> [Working data]:
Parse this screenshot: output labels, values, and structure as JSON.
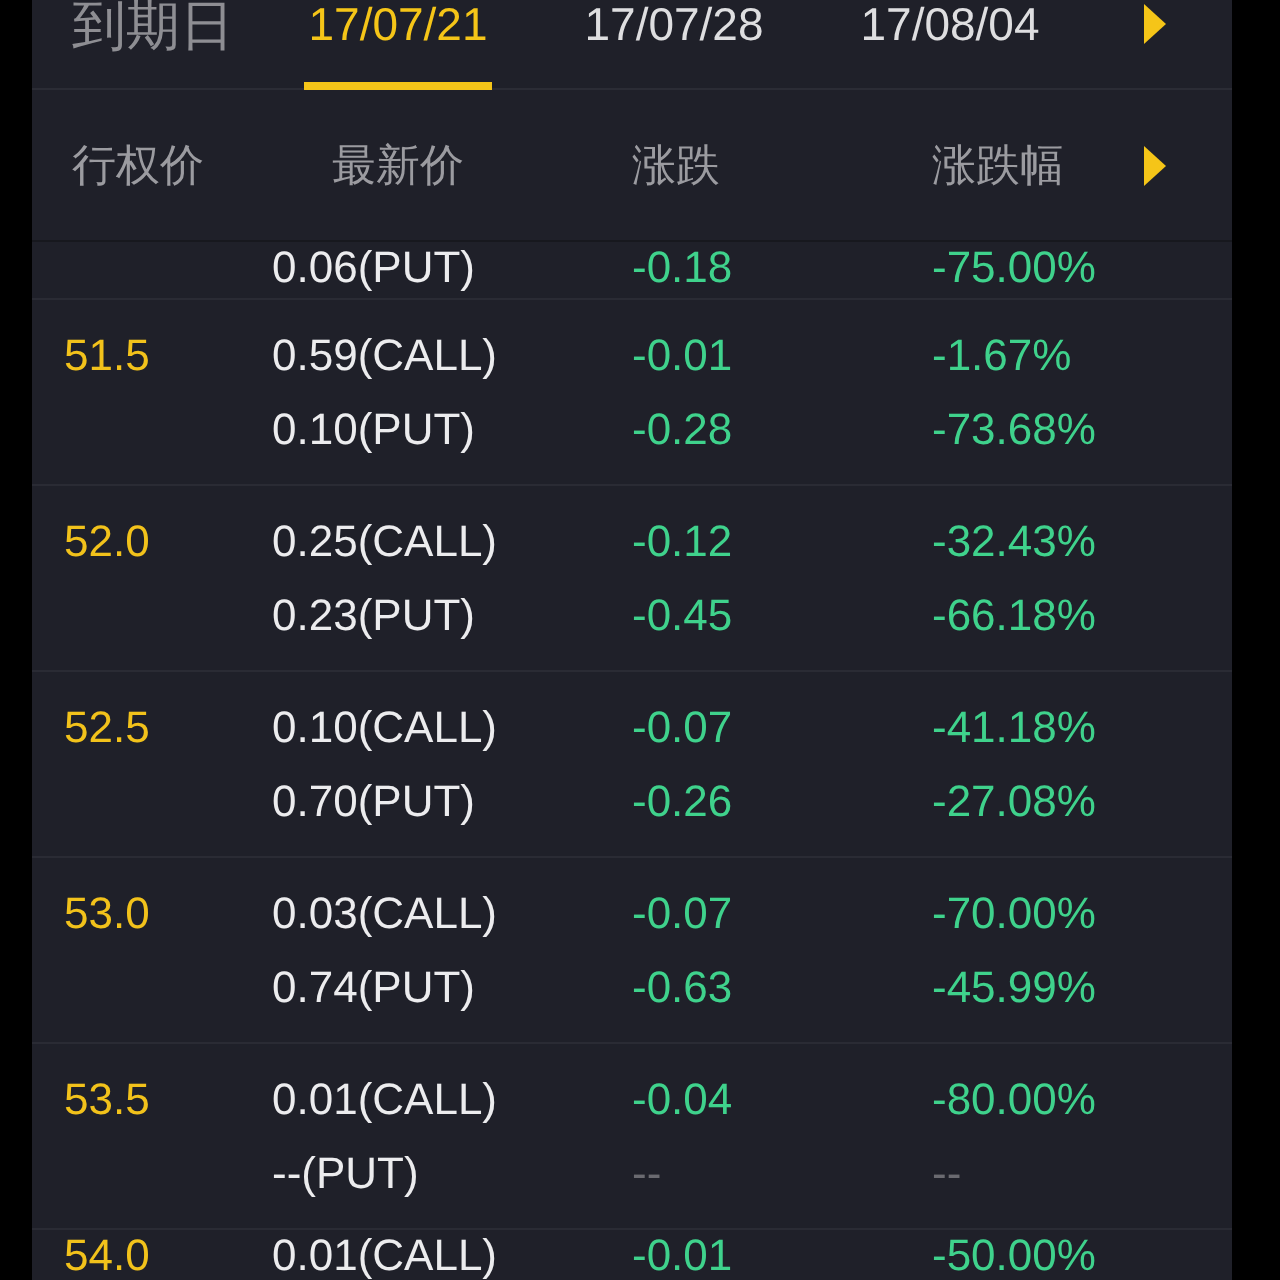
{
  "expiry_bar": {
    "label": "到期日",
    "dates": [
      {
        "label": "17/07/21",
        "selected": true
      },
      {
        "label": "17/07/28",
        "selected": false
      },
      {
        "label": "17/08/04",
        "selected": false
      }
    ]
  },
  "table": {
    "columns": [
      "行权价",
      "最新价",
      "涨跌",
      "涨跌幅"
    ],
    "rows": [
      {
        "options": [
          {
            "price": "0.06(PUT)",
            "change": "-0.18",
            "change_pct": "-75.00%",
            "has_quote": true
          }
        ]
      },
      {
        "strike": "51.5",
        "options": [
          {
            "price": "0.59(CALL)",
            "change": "-0.01",
            "change_pct": "-1.67%",
            "has_quote": true
          },
          {
            "price": "0.10(PUT)",
            "change": "-0.28",
            "change_pct": "-73.68%",
            "has_quote": true
          }
        ]
      },
      {
        "strike": "52.0",
        "options": [
          {
            "price": "0.25(CALL)",
            "change": "-0.12",
            "change_pct": "-32.43%",
            "has_quote": true
          },
          {
            "price": "0.23(PUT)",
            "change": "-0.45",
            "change_pct": "-66.18%",
            "has_quote": true
          }
        ]
      },
      {
        "strike": "52.5",
        "options": [
          {
            "price": "0.10(CALL)",
            "change": "-0.07",
            "change_pct": "-41.18%",
            "has_quote": true
          },
          {
            "price": "0.70(PUT)",
            "change": "-0.26",
            "change_pct": "-27.08%",
            "has_quote": true
          }
        ]
      },
      {
        "strike": "53.0",
        "options": [
          {
            "price": "0.03(CALL)",
            "change": "-0.07",
            "change_pct": "-70.00%",
            "has_quote": true
          },
          {
            "price": "0.74(PUT)",
            "change": "-0.63",
            "change_pct": "-45.99%",
            "has_quote": true
          }
        ]
      },
      {
        "strike": "53.5",
        "options": [
          {
            "price": "0.01(CALL)",
            "change": "-0.04",
            "change_pct": "-80.00%",
            "has_quote": true
          },
          {
            "price": "--(PUT)",
            "change": "--",
            "change_pct": "--",
            "has_quote": false
          }
        ]
      },
      {
        "strike": "54.0",
        "options": [
          {
            "price": "0.01(CALL)",
            "change": "-0.01",
            "change_pct": "-50.00%",
            "has_quote": true
          }
        ]
      }
    ]
  }
}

> [Exercise brief]: Identify all lines where the word "strike" shows up. Copy them.

> [Result]:
        "strike": "51.5",
        "strike": "52.0",
        "strike": "52.5",
        "strike": "53.0",
        "strike": "53.5",
        "strike": "54.0",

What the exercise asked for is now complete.